• _Task instructions_:
1. Please list the usernames of everyone who posts in the fishing-trip forum thread below.
2. In the fishing-trip thread below, what place does Wildthings suggest for lodging?
3. Extend the fishing-trip thread that follows, picking up right after its final line.

• _Selection_:

# Recommendations?



## Mike Hill (Nov 7, 2022)

Its now official. Next week, taking my Dad to Rockport/Aransas area to do some redfishing and trout fishing. Booked flight, booked guide, but would like recommendations for a fisherman's hotel and places to eat and to get coffee. Charlotte Plummers is a fer certain. One of Dad's favorite places even though he has not been in 30 years.

Reactions: Like 1 | Way Cool 2 | Sincere 3


----------



## Gdurfey (Nov 7, 2022)

Wow..........enjoy Mike!!!! Makes me miss my dad...............


----------



## Nature Man (Nov 7, 2022)

Make some memories, and take pictures! Totally enjoy this rare opportunity! Chuck


----------



## Wildthings (Nov 7, 2022)

Mike Hill said:


> Its now official. Next week, taking my Dad to Rockport/Aransas area to do some redfishing and trout fishing. Booked flight, booked guide, but would like recommendations for a fisherman's hotel and places to eat and to get coffee. Charlotte Plummers is a fer certain. One of Dad's favorite places even though he has not been in 30 years.


Last few times I've been down there has been on duck hunts with Blast & Cast Men's Ministry. They rent the entire place we stay at, and it is quite nice and comfortable. *Pelican Bay Resort* Not a 5 star by any means but pretty cool especially if you get one of their cabanas. Food? Everybody hits *The Boiling Pot*. I've never been to it. I've been to *Moondog Seaside Eatery* more than a few times. Have fun and photos please


----------



## JonathanH (Nov 7, 2022)

• _Supplied data_:
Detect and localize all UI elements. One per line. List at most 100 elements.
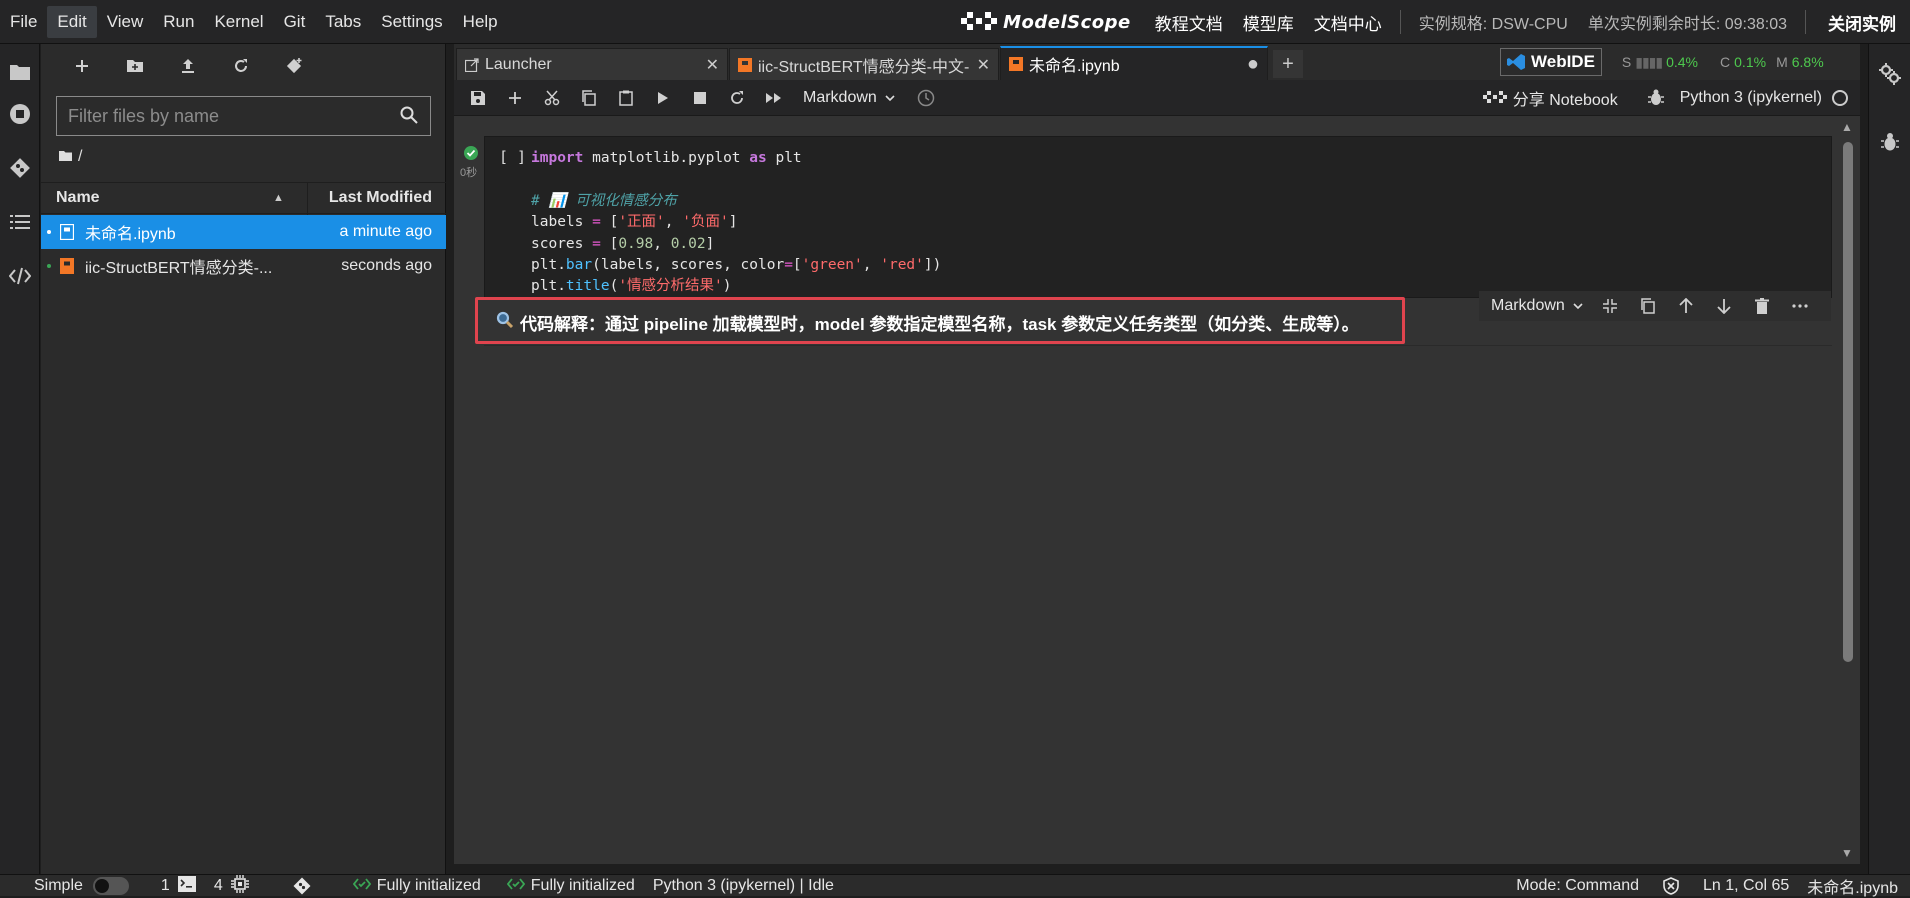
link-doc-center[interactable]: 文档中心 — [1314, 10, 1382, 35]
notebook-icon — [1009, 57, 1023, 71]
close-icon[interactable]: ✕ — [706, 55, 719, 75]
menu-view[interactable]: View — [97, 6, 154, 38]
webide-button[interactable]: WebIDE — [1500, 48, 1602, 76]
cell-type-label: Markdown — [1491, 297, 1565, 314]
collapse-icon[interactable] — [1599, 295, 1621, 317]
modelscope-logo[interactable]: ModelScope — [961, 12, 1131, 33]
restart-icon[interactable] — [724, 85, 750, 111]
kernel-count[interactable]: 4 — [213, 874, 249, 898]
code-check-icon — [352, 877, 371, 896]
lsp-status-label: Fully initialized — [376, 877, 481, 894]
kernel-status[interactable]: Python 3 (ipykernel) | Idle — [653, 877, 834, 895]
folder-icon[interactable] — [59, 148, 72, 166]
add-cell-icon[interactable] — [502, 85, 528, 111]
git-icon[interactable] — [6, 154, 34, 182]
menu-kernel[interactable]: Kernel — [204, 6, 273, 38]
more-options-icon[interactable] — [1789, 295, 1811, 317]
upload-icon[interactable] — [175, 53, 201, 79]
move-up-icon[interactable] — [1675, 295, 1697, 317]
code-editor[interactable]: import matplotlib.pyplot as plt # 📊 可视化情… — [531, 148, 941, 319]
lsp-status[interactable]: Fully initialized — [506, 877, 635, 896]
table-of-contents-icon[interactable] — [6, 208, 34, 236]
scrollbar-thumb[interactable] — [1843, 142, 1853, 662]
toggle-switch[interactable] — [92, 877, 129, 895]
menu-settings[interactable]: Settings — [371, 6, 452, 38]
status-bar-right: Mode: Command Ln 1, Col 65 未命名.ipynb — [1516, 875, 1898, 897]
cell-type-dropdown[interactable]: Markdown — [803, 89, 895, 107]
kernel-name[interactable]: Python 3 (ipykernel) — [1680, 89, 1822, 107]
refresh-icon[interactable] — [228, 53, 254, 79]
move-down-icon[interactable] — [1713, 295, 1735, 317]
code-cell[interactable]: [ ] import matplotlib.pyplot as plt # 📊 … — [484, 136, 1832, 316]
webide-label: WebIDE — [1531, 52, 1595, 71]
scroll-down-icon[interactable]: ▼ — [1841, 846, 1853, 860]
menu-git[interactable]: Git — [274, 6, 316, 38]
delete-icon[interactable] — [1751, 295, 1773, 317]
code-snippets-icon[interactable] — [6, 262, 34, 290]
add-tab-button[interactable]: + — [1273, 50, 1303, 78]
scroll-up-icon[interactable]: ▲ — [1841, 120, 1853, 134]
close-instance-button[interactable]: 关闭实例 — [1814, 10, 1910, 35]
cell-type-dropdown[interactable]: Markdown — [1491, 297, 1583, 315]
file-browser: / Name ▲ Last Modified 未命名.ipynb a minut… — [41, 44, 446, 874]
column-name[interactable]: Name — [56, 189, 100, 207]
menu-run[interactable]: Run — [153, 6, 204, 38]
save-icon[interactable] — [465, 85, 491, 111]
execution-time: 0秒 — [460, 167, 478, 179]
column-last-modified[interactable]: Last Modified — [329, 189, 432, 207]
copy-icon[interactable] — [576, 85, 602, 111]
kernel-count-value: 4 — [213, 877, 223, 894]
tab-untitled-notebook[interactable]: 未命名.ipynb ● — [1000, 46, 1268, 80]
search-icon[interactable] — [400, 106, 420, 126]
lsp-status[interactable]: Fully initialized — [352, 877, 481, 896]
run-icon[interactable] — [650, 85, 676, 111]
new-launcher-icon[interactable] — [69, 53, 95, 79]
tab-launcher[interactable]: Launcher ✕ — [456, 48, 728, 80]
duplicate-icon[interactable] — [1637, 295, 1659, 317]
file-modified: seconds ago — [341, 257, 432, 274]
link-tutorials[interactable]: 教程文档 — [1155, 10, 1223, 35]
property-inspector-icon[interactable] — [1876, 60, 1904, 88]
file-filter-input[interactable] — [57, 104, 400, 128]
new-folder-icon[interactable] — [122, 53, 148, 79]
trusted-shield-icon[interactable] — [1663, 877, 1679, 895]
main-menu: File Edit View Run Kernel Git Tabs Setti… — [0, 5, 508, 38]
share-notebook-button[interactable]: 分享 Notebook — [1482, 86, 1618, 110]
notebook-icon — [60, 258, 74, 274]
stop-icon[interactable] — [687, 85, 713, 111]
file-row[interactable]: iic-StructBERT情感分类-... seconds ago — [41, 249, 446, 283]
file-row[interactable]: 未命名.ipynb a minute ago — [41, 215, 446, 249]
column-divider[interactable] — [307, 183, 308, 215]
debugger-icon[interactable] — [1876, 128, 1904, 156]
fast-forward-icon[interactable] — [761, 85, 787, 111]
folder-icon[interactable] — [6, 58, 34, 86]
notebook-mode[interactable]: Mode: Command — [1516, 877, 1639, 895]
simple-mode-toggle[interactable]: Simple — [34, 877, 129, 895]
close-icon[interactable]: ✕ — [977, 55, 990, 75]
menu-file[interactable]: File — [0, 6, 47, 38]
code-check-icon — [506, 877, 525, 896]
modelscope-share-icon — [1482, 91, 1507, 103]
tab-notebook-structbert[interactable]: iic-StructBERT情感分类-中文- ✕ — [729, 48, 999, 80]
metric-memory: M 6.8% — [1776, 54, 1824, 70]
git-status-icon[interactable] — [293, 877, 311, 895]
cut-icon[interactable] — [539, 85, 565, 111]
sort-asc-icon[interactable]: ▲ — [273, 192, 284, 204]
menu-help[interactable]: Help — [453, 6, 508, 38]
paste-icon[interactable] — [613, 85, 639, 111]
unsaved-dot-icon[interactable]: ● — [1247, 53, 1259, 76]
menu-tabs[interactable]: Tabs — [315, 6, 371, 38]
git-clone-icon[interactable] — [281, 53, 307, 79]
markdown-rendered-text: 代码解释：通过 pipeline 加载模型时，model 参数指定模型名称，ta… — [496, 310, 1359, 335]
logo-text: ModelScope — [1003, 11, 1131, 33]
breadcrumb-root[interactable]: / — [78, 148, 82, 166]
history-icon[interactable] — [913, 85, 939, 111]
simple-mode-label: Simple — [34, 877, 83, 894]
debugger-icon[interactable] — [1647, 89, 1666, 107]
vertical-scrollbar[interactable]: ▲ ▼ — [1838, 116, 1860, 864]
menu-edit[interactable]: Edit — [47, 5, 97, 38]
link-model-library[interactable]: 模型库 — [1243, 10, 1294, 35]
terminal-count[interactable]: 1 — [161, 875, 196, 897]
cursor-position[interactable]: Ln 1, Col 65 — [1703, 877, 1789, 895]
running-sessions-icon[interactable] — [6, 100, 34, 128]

• _Results for the exercise_:
1. Mike Hill, Gdurfey, Nature Man, Wildthings, JonathanH

2. Pelican Bay Resort

3.
Last time I spent a week in Port A we rented a home with a dock. Not the Hilton but nice enough. We had a great time.

It's been 10 years at least so the details are fuzzy but there was a breakfast place licated very close to a road and an odd-turn intersection serving the best South Texas style breakfast that I've ever had. Wish that I could remember the name & location to share with you. It was well-known and quite busy. Not sure if we were in Rockport ot PA at the time.


----------



## Mike Hill (Nov 7, 2022)

Wildthings said:


> Last few times I've been down there has been on duck hunts with Blast & Cast Men's Ministry. They rent the entire place we stay at, and it is quite nice and comfortable. *Pelican Bay Resort* Not a 5 star by any means but pretty cool especially if you get one of their cabanas. Food? Everybody hits *The Boiling Pot*. I've never been to it. I've been to *Moondog Seaside Eatery* more than a few times. Have fun and photos please


Ohhh, like minds. Pelican Bay Resort was the place I was thinking about. But did not see anything about cabanas

Update: ok I was looking at Pelican Bay Inn - that's why no cabanas.

Reactions: Way Cool 1


----------



## Mike Hill (Nov 7, 2022)

JonathanH said:


> Last time I spent a week in Port A we rented a home with a dock. Not the Hilton but nice enough. We had a great time.
> 
> It's been 10 years at least so the details are fuzzy but there was a breakfast place licated very close to a road and an odd-turn intersection serving the best South Texas style breakfast that I've ever had. Wish that I could remember the name & location to share with you. It was well-known and quite busy. Not sure if we were in Rockport ot PA at the time.


Pox upon ya! Dad really likes his breakfast tacos and migas - well so does Lil Mikey! Did a quick search - possibly Rositas or Arnadas? both are in Rockport. Arnadas seems to be close to some weird intersection.


----------



## JonathanH (Nov 7, 2022)

Mike Hill said:


> Pox upon ya! Dad really likes his breakfast tacos - well so does Lil Mikey! Did a quick search - possibly Rositas or Arnadas? both are in Rockport. Arnadas seems to be close to some weird intersection.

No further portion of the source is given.